> _Set task_: Find the string "weekend" in the listing and report every line that has it.

########################################

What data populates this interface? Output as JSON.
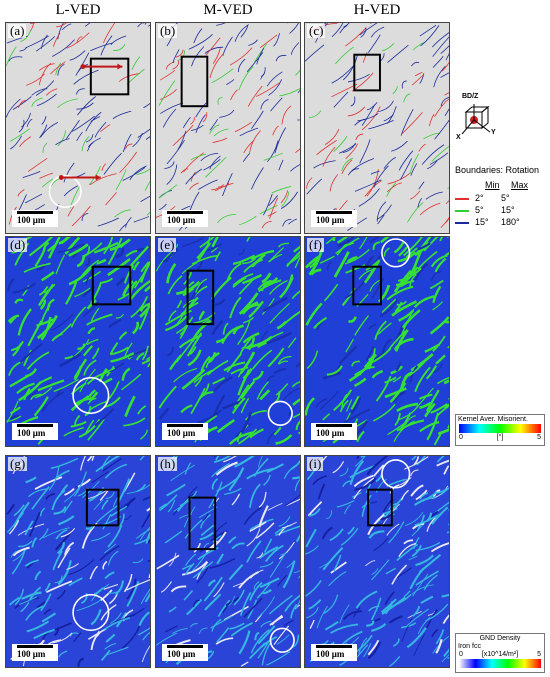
{
  "columns": [
    "L-VED",
    "M-VED",
    "H-VED"
  ],
  "rows": [
    {
      "type": "boundaries",
      "labels": [
        "(a)",
        "(b)",
        "(c)"
      ]
    },
    {
      "type": "kam",
      "labels": [
        "(d)",
        "(e)",
        "(f)"
      ]
    },
    {
      "type": "gnd",
      "labels": [
        "(g)",
        "(h)",
        "(i)"
      ]
    }
  ],
  "scale_bar": "100 μm",
  "axes": {
    "bd": "BD/Z",
    "x": "X",
    "y": "Y"
  },
  "boundaries_legend": {
    "title": "Boundaries: Rotation",
    "min_label": "Min",
    "max_label": "Max",
    "rows": [
      {
        "color": "#e03030",
        "min": "2°",
        "max": "5°"
      },
      {
        "color": "#33cc33",
        "min": "5°",
        "max": "15°"
      },
      {
        "color": "#1a2a9a",
        "min": "15°",
        "max": "180°"
      }
    ]
  },
  "kam_legend": {
    "title": "Kernel Aver. Misorient.",
    "unit": "[°]",
    "min": "0",
    "max": "5"
  },
  "gnd_legend": {
    "title": "GND Density",
    "phase": "Iron fcc",
    "unit": "[x10^14/m²]",
    "min": "0",
    "max": "5"
  },
  "colors": {
    "kam_bg": "#1f3fd6",
    "kam_fg": "#35e035",
    "gnd_bg": "#2b44d8",
    "gnd_fg": "#35b8e0",
    "map_bg": "#dcdcdc"
  }
}
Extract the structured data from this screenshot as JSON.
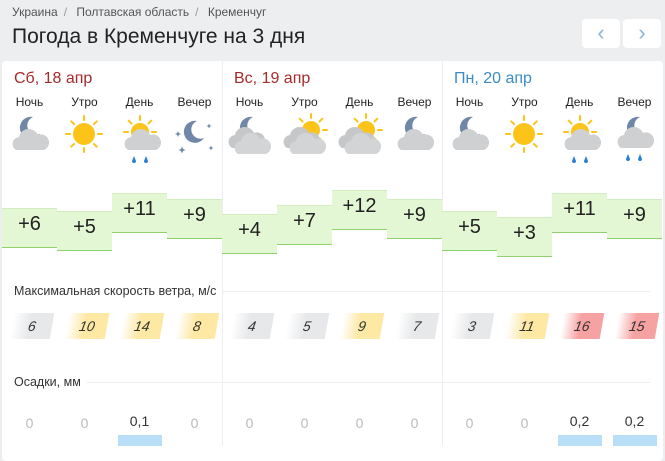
{
  "breadcrumb": [
    "Украина",
    "Полтавская область",
    "Кременчуг"
  ],
  "title": "Погода в Кременчуге на 3 дня",
  "nav": {
    "prev": "‹",
    "next": "›"
  },
  "colors": {
    "weekend": "#a52a2a",
    "weekday": "#3b8cc4",
    "wind_calm": "#e7e8ea",
    "wind_moderate": "#fde8a4",
    "wind_strong": "#f7a2a2",
    "temp_bar": "#e4f7d4",
    "precip_bar": "#b8def8"
  },
  "days": [
    {
      "label": "Сб, 18 апр",
      "weekend": true,
      "parts": [
        {
          "name": "Ночь",
          "icon": "moon-cloud",
          "temp": "+6",
          "t": 6,
          "wind": "6",
          "wl": "calm",
          "precip": "0"
        },
        {
          "name": "Утро",
          "icon": "sun",
          "temp": "+5",
          "t": 5,
          "wind": "10",
          "wl": "moderate",
          "precip": "0"
        },
        {
          "name": "День",
          "icon": "sun-cloud-rain",
          "temp": "+11",
          "t": 11,
          "wind": "14",
          "wl": "moderate",
          "precip": "0,1"
        },
        {
          "name": "Вечер",
          "icon": "moon-stars",
          "temp": "+9",
          "t": 9,
          "wind": "8",
          "wl": "moderate",
          "precip": "0"
        }
      ]
    },
    {
      "label": "Вс, 19 апр",
      "weekend": true,
      "parts": [
        {
          "name": "Ночь",
          "icon": "moon-clouds",
          "temp": "+4",
          "t": 4,
          "wind": "4",
          "wl": "calm",
          "precip": "0"
        },
        {
          "name": "Утро",
          "icon": "sun-clouds",
          "temp": "+7",
          "t": 7,
          "wind": "5",
          "wl": "calm",
          "precip": "0"
        },
        {
          "name": "День",
          "icon": "sun-clouds",
          "temp": "+12",
          "t": 12,
          "wind": "9",
          "wl": "moderate",
          "precip": "0"
        },
        {
          "name": "Вечер",
          "icon": "moon-cloud",
          "temp": "+9",
          "t": 9,
          "wind": "7",
          "wl": "calm",
          "precip": "0"
        }
      ]
    },
    {
      "label": "Пн, 20 апр",
      "weekend": false,
      "parts": [
        {
          "name": "Ночь",
          "icon": "moon-cloud",
          "temp": "+5",
          "t": 5,
          "wind": "3",
          "wl": "calm",
          "precip": "0"
        },
        {
          "name": "Утро",
          "icon": "sun",
          "temp": "+3",
          "t": 3,
          "wind": "11",
          "wl": "moderate",
          "precip": "0"
        },
        {
          "name": "День",
          "icon": "sun-cloud-rain",
          "temp": "+11",
          "t": 11,
          "wind": "16",
          "wl": "strong",
          "precip": "0,2"
        },
        {
          "name": "Вечер",
          "icon": "moon-cloud-rain",
          "temp": "+9",
          "t": 9,
          "wind": "15",
          "wl": "strong",
          "precip": "0,2"
        }
      ]
    }
  ],
  "wind_label": "Максимальная скорость ветра, м/с",
  "precip_label": "Осадки, мм"
}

########################################

> _Written response_:
    "weekend": "#a52a2a",
      "weekend": true,
      "weekend": true,
      "weekend": false,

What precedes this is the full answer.